- Source passage:
# College Football - Week 9



## GaryFish (Sep 7, 2007)

Local Games
BYU - Bye Week. 
Washington (4) at Utah (17). Game day will be in SLC. 
San Diego State at Utah State

National Interest
Michigan (2) @ Michigan State
Baylor (8) @ Texas
Nebraska (7) @ Wisconsin (11)
Florida (14) @ Georgia
Boise State (13) @ Wyoming

Alabama and LSU are both on bye week before big showdown next week.


----------



## MuscleWhitefish (Jan 13, 2015)

Local Games

BYU (-450) vs Bye Week - Cougs

#4 Washington (-10.5) at #17 Utah - Husks to cover and win

San Diego State (-6.5) at USU - SDSU to cover and win

National Interest

#2 Michigan (-20) at Michigan State - Michigan Covers and Wins

#8 Baylor (-2.5) at Texas - Hook Em Horns and Gig Em Frog-Cows

#7 Nebraska at #11 Wisconsin (-8 ) - Wisconsin wins and covers

#14 Florida (-5.5) at Georgia - Florida wins and covers

Upset Picks

#13 Boise State (-14) at Wyoming - Wyoming to cover and potentially upset

#10 West Virginia (-1) at Oklahoma State - Boone Picken Pokes to win

#15 Auburn (-2) at Ole Miss - Rebels will rebel

#3 Clemson (-2.5) at #12 Florida State - Doak Campbell fighting arrows win and cover.


----------



## LostLouisianian (Oct 11, 2010)

MuscleWhitefish said:


> Local Games
> 
> BYU (-450) vs Bye Week - Bye pulls the upset
> 
> ...


That's my story and I'm stickin to it


----------



## Catherder (Aug 2, 2008)

BYU vs Bye; Bye will turn the ball over 5 times and the cougs will still lose by 1. Also, 4 cheerleaders will be at Brick Oven trying to go for eating 19 pizzas in 5 minutes. They won't make it either. 
Utes vs Washington; Utah is too banged up to win, but they will cover. let's revisit this on Friday, if we hear that Marcus Williams is going to play. 
SDSU at Aggies. Suck Dog st. wins and covers.
Mich at MSU; Fighting Harbaughs win and cover.
Baylor at Tejas; "Hot seat" Strong lives another day and wins. 
Nebr vs Wisky; Wisky wins and covers. Nebr has only played cupcakes the entire year. 
Fla vs. Georgia; Gators win and cover.

Clemson vs. Fla st.(+5) I'll take the Seminoles to cover and pull the upset.

- Extracted material:
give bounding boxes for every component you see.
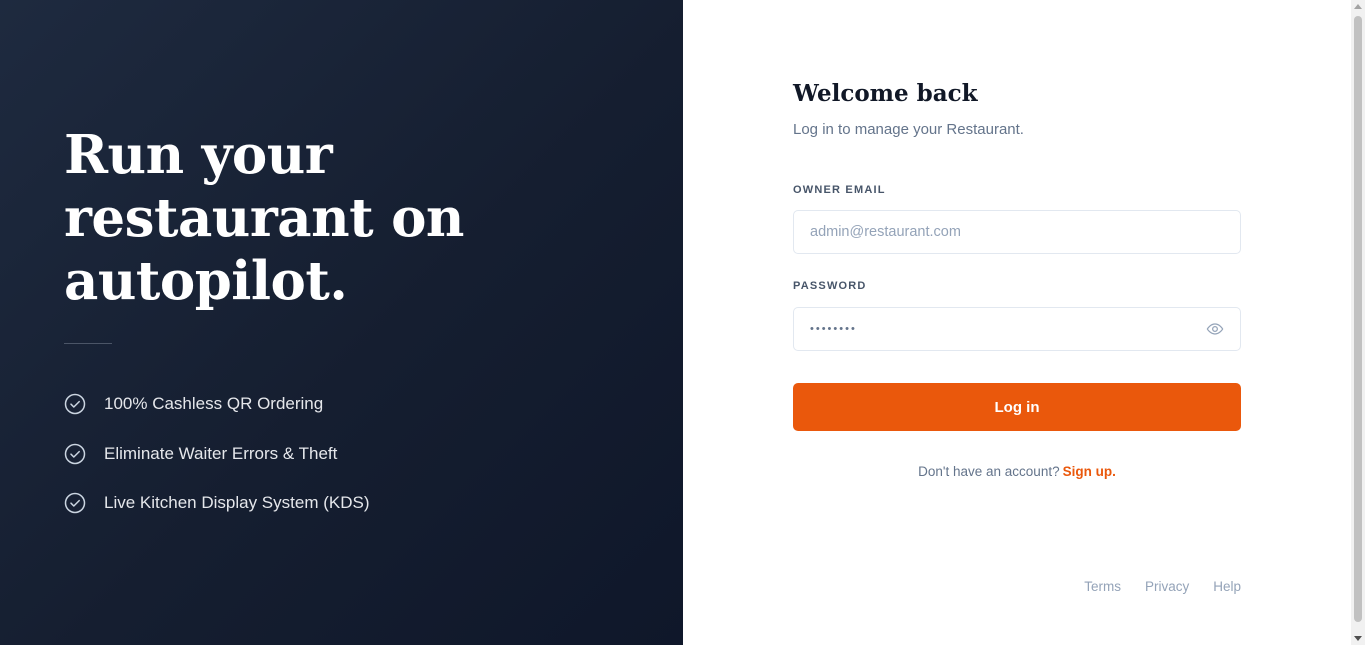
signup-text: Don't have an account? [918,464,1060,479]
scroll-thumb[interactable] [1354,16,1362,622]
eye-icon[interactable] [1206,320,1224,338]
hero-line: restaurant on [64,187,464,249]
signup-link[interactable]: Sign up. [1063,464,1116,479]
feature-list: 100% Cashless QR Ordering Eliminate Wait… [64,392,369,541]
vertical-scrollbar[interactable] [1351,0,1365,645]
check-circle-icon [64,443,86,465]
login-title: Welcome back [793,80,978,107]
email-label: OWNER EMAIL [793,184,886,196]
privacy-link[interactable]: Privacy [1145,579,1189,594]
login-subtitle: Log in to manage your Restaurant. [793,121,1024,138]
password-masked-value: •••••••• [810,323,857,335]
feature-label: 100% Cashless QR Ordering [104,394,324,413]
feature-item: Live Kitchen Display System (KDS) [64,491,369,515]
email-field[interactable] [810,224,1224,240]
password-field[interactable]: •••••••• [793,307,1241,351]
feature-item: 100% Cashless QR Ordering [64,392,369,416]
feature-label: Live Kitchen Display System (KDS) [104,493,370,512]
password-label: PASSWORD [793,280,867,292]
feature-item: Eliminate Waiter Errors & Theft [64,442,369,466]
check-circle-icon [64,492,86,514]
brand-panel: Run your restaurant on autopilot. 100% C… [0,0,683,645]
hero-line: autopilot. [64,250,348,312]
help-link[interactable]: Help [1213,579,1241,594]
email-field-wrapper [793,210,1241,254]
hero-line: Run your [64,124,333,186]
feature-label: Eliminate Waiter Errors & Theft [104,443,338,463]
scroll-down-arrow-icon[interactable] [1354,636,1362,641]
hero-headline: Run your restaurant on autopilot. [64,124,584,313]
scroll-up-arrow-icon[interactable] [1354,4,1362,9]
check-circle-icon [64,393,86,415]
login-button[interactable]: Log in [793,383,1241,431]
hero-divider [64,343,112,344]
signup-prompt: Don't have an account? Sign up. [793,464,1241,479]
terms-link[interactable]: Terms [1084,579,1121,594]
footer-links: Terms Privacy Help [1084,579,1241,594]
login-panel: Welcome back Log in to manage your Resta… [683,0,1351,645]
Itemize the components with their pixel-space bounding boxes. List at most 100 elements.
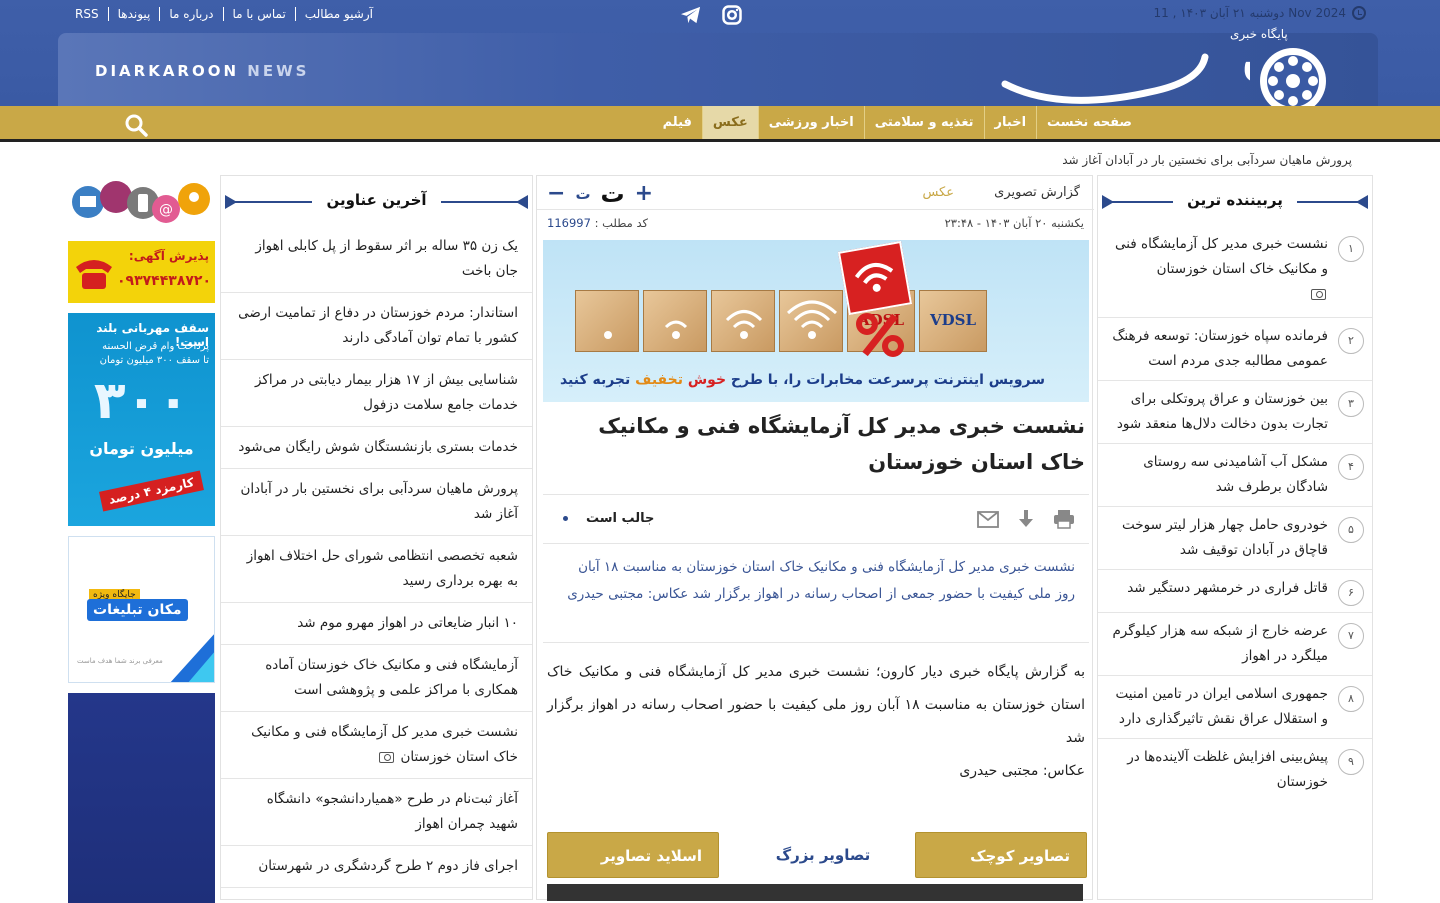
email-share-icon[interactable] <box>977 509 999 529</box>
font-large-icon[interactable]: ت <box>601 180 625 208</box>
list-item[interactable]: ۴ مشکل آب آشامیدنی سه روستای شادگان برطرف… <box>1098 444 1372 507</box>
discount-badge <box>837 240 913 316</box>
item-title: فرمانده سپاه خوزستان: توسعه فرهنگ عمومی … <box>1112 328 1328 369</box>
nav-photo[interactable]: عکس <box>701 106 758 139</box>
header-arrow-left <box>225 195 237 209</box>
phone-icon <box>100 181 132 213</box>
list-item[interactable]: ۷ عرضه خارج از شبکه سه هزار کیلوگرم میلگر… <box>1098 613 1372 676</box>
list-item[interactable]: خدمات بستری بازنشستگان شوش رایگان می‌شود <box>221 427 532 469</box>
percent-wifi-icon <box>854 262 894 292</box>
news-ticker[interactable]: پرورش ماهیان سردآبی برای نخستین بار در آ… <box>1062 153 1352 167</box>
header-arrow-right <box>516 195 528 209</box>
nav-home[interactable]: صفحه نخست <box>1036 106 1142 139</box>
code-value: 116997 <box>547 216 591 230</box>
slogan-part-c: تخفیف <box>635 372 683 388</box>
article-title: نشست خبری مدیر کل آزمایشگاه فنی و مکانیک… <box>598 414 1085 474</box>
dark-banner-ad[interactable] <box>68 693 215 903</box>
archive-link[interactable]: آرشیو مطالب <box>296 7 382 21</box>
article-category[interactable]: گزارش تصویری <box>994 185 1080 200</box>
list-item[interactable]: پرورش ماهیان سردآبی برای نخستین بار در آ… <box>221 469 532 536</box>
item-title: نشست خبری مدیر کل آزمایشگاه فنی و مکانیک… <box>1114 236 1328 277</box>
popular-column: پربیننده ترین ۱ نشست خبری مدیر کل آزمایشگ… <box>1097 175 1373 900</box>
contact-icons-ad[interactable]: @ <box>68 175 215 231</box>
ad-banner-internet[interactable]: ADSL VDSL سرویس اینترنت پرسرعت مخابرات ر… <box>543 240 1089 402</box>
font-small-icon[interactable]: ت <box>575 185 590 203</box>
links-link[interactable]: پیوندها <box>109 7 161 21</box>
small-images-button[interactable]: تصاویر کوچک <box>915 832 1087 878</box>
loan-ad[interactable]: سقف مهربانی بلند است! پرداخت وام قرض الح… <box>68 313 215 526</box>
item-number: ۶ <box>1338 580 1364 606</box>
list-item[interactable]: ۱ نشست خبری مدیر کل آزمایشگاه فنی و مکانی… <box>1098 226 1372 318</box>
font-decrease-icon[interactable]: − <box>547 183 565 205</box>
article-code: کد مطلب : 116997 <box>547 216 648 230</box>
brand-name-en: DIARKAROON <box>95 62 240 80</box>
phone-icon <box>76 260 112 289</box>
popular-title: پربیننده ترین <box>1173 191 1297 209</box>
item-title: عرضه خارج از شبکه سه هزار کیلوگرم میلگرد… <box>1112 623 1328 664</box>
ad-phone-number: ۰۹۳۷۴۴۳۸۷۲۰ <box>117 273 211 289</box>
list-item[interactable]: نشست خبری مدیر کل آزمایشگاه فنی و مکانیک… <box>221 712 532 779</box>
list-item[interactable]: یک زن ۳۵ ساله بر اثر سقوط از پل کابلی اه… <box>221 226 532 293</box>
wifi-block <box>643 290 707 352</box>
header-arrow-left <box>1102 195 1114 209</box>
list-item[interactable]: ۵ خودروی حامل چهار هزار لیتر سوخت قاچاق د… <box>1098 507 1372 570</box>
top-links: RSS پیوندها درباره ما تماس با ما آرشیو م… <box>75 7 382 21</box>
list-item[interactable]: اجرای فاز دوم ۲ طرح گردشگری در شهرستان <box>221 846 532 888</box>
font-size-tools: − ت ت + <box>547 180 653 208</box>
article-subcategory[interactable]: عکس <box>922 185 954 200</box>
nav-health[interactable]: تغذیه و سلامتی <box>863 106 984 139</box>
slogan-part-d: تجربه کنید <box>559 372 631 388</box>
site-logo[interactable]: دیارکارون <box>1000 12 1250 107</box>
loan-ad-amount: ۳۰۰ <box>93 371 190 431</box>
search-icon[interactable] <box>124 113 148 137</box>
item-number: ۳ <box>1338 391 1364 417</box>
telegram-icon[interactable] <box>680 5 702 25</box>
social-links <box>680 5 742 25</box>
item-title: جمهوری اسلامی ایران در تامین امنیت و است… <box>1115 686 1328 727</box>
latest-header: آخرین عناوین <box>221 176 532 226</box>
like-label: جالب است <box>586 511 655 526</box>
item-title: بین خوزستان و عراق پروتکلی برای تجارت بد… <box>1116 391 1328 432</box>
like-dot-icon <box>563 516 568 521</box>
advertising-space-ad[interactable]: جایگاه ویژه مکان تبلیغات معرفی برند شما … <box>68 536 215 683</box>
nav-sports[interactable]: اخبار ورزشی <box>757 106 864 139</box>
large-images-button[interactable]: تصاویر بزرگ <box>737 832 909 878</box>
item-title: خودروی حامل چهار هزار لیتر سوخت قاچاق در… <box>1122 517 1328 558</box>
list-item[interactable]: شعبه تخصصی انتظامی شورای حل اختلاف اهواز… <box>221 536 532 603</box>
ad-phone-label: پذیرش آگهی: <box>128 249 209 263</box>
percent-icon <box>856 313 904 357</box>
font-increase-icon[interactable]: + <box>635 183 653 205</box>
download-icon[interactable] <box>1017 509 1035 529</box>
camera-icon <box>379 751 395 763</box>
body-paragraph: به گزارش پایگاه خبری دیار کارون؛ نشست خب… <box>547 664 1085 746</box>
wifi-1-icon <box>664 320 688 339</box>
list-item[interactable]: آغاز ثبت‌نام در طرح «همیاردانشجو» دانشگا… <box>221 779 532 846</box>
list-item[interactable]: شناسایی بیش از ۱۷ هزار بیمار دیابتی در م… <box>221 360 532 427</box>
item-number: ۲ <box>1338 328 1364 354</box>
list-item[interactable]: آزمایشگاه فنی و مکانیک خاک خوزستان آماده… <box>221 645 532 712</box>
nav-news[interactable]: اخبار <box>983 106 1037 139</box>
item-number: ۸ <box>1338 686 1364 712</box>
list-item[interactable]: ۹ پیش‌بینی افزایش غلظت آلاینده‌ها در خوزس… <box>1098 739 1372 801</box>
gallery-image-strip[interactable] <box>547 884 1083 901</box>
list-item[interactable]: ۳ بین خوزستان و عراق پروتکلی برای تجارت ب… <box>1098 381 1372 444</box>
vdsl-label: VDSL <box>929 311 977 329</box>
like-button[interactable]: جالب است <box>563 511 654 526</box>
list-item[interactable]: ۱۰ انبار ضایعاتی در اهواز مهرو موم شد <box>221 603 532 645</box>
instagram-icon[interactable] <box>722 5 742 25</box>
list-item[interactable]: ۲ فرمانده سپاه خوزستان: توسعه فرهنگ عمومی… <box>1098 318 1372 381</box>
slideshow-button[interactable]: اسلاید تصاویر <box>547 832 719 878</box>
list-item[interactable]: استاندار: مردم خوزستان در دفاع از تمامیت… <box>221 293 532 360</box>
wifi-3-icon <box>786 300 838 339</box>
rss-link[interactable]: RSS <box>75 7 109 21</box>
print-icon[interactable] <box>1053 509 1075 529</box>
banner-blocks: ADSL VDSL <box>575 290 987 352</box>
advert-phone-ad[interactable]: پذیرش آگهی: ۰۹۳۷۴۴۳۸۷۲۰ <box>68 241 215 303</box>
list-item[interactable]: ۸ جمهوری اسلامی ایران در تامین امنیت و اس… <box>1098 676 1372 739</box>
vdsl-block: VDSL <box>919 290 987 352</box>
about-link[interactable]: درباره ما <box>160 7 224 21</box>
list-item[interactable]: ۶ قاتل فراری در خرمشهر دستگیر شد <box>1098 570 1372 613</box>
contact-link[interactable]: تماس با ما <box>224 7 296 21</box>
loan-ad-badge: کارمزد ۴ درصد <box>99 470 204 512</box>
nav-video[interactable]: فیلم <box>653 106 702 139</box>
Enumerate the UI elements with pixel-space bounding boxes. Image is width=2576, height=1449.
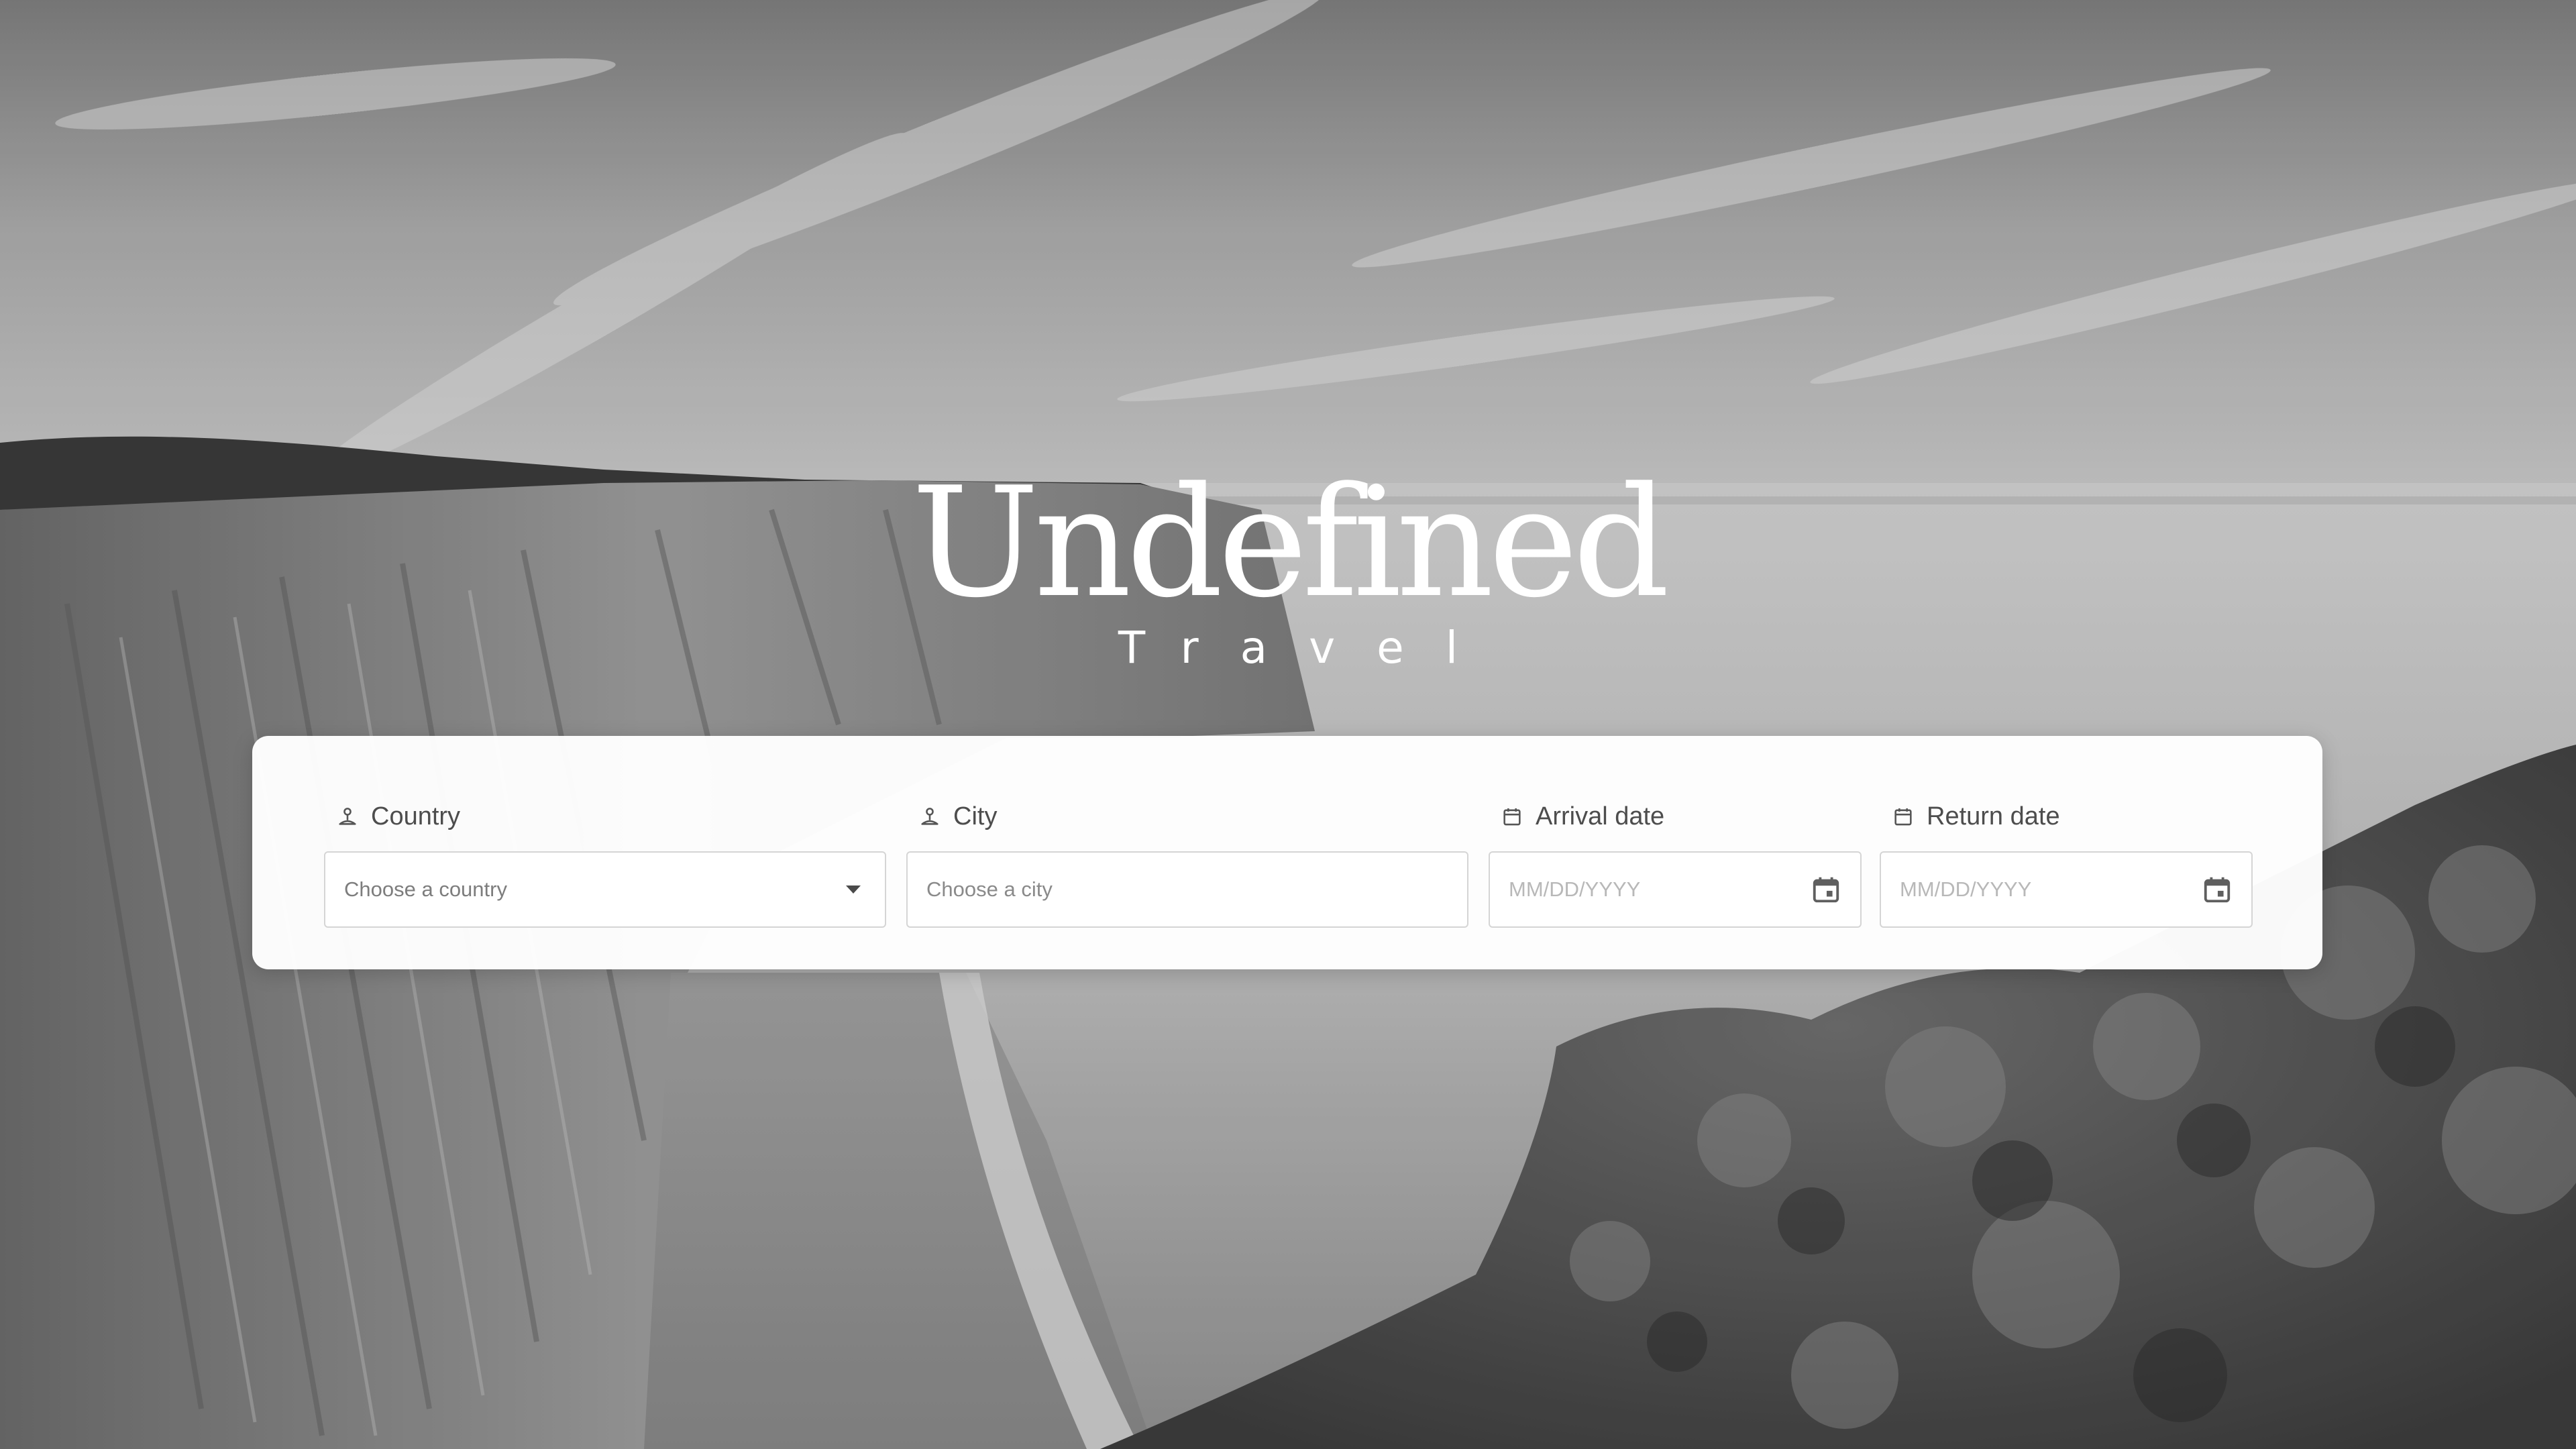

- Given task 1:
According to the college football thread, which two teams are on a bye week before a big showdown the following week?
- Given task 2:
Translate the following sentence from the college football thread into Spanish: "Alabama and LSU are both on bye week before big showdown next week."
- Given task 3:
Rewrite the paragraph of the college football thread beginning "BYU vs Bye; Bye will turn the ball over" as a bulleted list, keeping its main facts.

- Task response 1:
Alabama and LSU.

- Task response 2:
Alabama y LSU tienen semana libre antes del gran enfrentamiento de la próxima semana.

- Task response 3:
- BYU vs. Bye: Bye will turn the ball over five times, and BYU will still lose by one. Four cheerleaders will try to eat 19 pizzas in five minutes at Brick Oven and will fail.
- Utah vs. Washington: Utah is too banged up to win but will cover. The pick will be revisited on Friday if Marcus Williams is reported to be playing.
- SDSU at the Aggies: SDSU wins and covers.
- Michigan at Michigan State: Michigan wins and covers.
- Baylor at Texas: Strong, on the "hot seat," survives another day and wins.
- Nebraska vs. Wisconsin: Wisconsin wins and covers. Nebraska has played only weak opponents all year.
- Florida vs. Georgia: Florida wins and covers.